Brief => In the data that follows, count the lines in which the word "Selected" occurs, and report that figure alone.

+===+

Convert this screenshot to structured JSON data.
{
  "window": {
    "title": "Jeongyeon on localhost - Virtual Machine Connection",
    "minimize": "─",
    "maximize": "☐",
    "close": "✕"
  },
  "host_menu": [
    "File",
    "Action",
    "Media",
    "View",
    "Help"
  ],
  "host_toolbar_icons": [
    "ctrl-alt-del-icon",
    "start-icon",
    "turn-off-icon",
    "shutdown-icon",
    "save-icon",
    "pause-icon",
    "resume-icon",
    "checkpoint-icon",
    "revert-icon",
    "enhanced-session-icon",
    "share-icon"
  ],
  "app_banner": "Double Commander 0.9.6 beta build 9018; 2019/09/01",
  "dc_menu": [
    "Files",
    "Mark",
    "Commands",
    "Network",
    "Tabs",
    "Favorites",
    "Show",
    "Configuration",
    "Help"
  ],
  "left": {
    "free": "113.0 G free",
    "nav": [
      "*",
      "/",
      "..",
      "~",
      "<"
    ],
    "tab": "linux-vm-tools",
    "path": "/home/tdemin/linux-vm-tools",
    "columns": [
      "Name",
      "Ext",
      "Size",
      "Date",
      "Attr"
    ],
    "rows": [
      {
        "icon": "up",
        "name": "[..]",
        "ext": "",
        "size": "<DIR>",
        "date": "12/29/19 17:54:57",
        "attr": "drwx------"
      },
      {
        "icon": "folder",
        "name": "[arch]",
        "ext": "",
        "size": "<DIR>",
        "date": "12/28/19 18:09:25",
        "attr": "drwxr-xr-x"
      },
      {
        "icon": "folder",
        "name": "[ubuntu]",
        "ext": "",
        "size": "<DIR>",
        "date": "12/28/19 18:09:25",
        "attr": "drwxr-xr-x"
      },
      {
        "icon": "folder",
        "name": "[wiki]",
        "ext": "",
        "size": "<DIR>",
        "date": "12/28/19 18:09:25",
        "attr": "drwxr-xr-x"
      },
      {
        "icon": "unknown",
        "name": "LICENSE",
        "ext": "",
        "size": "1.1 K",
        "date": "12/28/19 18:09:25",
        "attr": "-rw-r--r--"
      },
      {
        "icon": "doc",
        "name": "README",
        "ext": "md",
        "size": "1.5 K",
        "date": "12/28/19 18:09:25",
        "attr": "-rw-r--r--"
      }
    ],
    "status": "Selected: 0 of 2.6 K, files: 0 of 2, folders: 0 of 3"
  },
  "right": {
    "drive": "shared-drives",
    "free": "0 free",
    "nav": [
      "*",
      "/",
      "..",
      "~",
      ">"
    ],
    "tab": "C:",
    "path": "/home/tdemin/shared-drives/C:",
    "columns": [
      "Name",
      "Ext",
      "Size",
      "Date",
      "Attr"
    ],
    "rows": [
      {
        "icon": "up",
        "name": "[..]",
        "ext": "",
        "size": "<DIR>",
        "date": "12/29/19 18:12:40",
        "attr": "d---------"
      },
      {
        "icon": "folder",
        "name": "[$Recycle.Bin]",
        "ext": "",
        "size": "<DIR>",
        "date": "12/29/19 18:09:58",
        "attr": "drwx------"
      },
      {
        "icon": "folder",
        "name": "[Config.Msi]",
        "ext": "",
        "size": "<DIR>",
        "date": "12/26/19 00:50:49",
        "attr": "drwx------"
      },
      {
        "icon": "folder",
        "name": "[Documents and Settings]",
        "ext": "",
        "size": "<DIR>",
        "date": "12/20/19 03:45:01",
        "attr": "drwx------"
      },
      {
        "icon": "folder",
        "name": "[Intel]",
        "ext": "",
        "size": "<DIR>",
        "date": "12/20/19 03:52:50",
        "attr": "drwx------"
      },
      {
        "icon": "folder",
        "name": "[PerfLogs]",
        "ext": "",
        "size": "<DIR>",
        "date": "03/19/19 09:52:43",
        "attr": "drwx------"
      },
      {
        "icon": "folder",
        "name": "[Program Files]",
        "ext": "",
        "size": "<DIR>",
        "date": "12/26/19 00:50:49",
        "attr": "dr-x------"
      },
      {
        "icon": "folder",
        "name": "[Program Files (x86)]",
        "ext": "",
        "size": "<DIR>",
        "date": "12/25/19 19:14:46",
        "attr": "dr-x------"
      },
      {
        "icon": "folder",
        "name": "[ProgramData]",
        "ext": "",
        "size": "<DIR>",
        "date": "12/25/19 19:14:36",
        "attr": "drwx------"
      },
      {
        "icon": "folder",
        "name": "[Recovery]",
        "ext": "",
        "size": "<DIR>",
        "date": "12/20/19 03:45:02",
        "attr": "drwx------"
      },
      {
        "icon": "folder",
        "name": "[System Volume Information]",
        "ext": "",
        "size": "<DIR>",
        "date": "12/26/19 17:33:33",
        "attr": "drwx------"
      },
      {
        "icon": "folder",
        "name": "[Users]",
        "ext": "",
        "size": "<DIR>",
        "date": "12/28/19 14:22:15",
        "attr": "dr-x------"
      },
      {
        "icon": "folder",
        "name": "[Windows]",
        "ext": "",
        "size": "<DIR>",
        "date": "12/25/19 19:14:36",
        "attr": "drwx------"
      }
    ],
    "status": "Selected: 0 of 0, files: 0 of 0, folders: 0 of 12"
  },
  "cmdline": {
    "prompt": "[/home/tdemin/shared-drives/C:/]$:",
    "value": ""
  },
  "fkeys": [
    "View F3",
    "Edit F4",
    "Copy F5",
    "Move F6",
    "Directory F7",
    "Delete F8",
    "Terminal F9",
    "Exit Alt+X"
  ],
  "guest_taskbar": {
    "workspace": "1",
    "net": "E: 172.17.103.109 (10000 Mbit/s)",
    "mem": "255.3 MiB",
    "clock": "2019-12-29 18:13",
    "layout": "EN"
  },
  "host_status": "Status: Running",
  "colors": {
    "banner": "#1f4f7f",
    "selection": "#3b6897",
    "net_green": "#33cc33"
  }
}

+===+

Full response => 2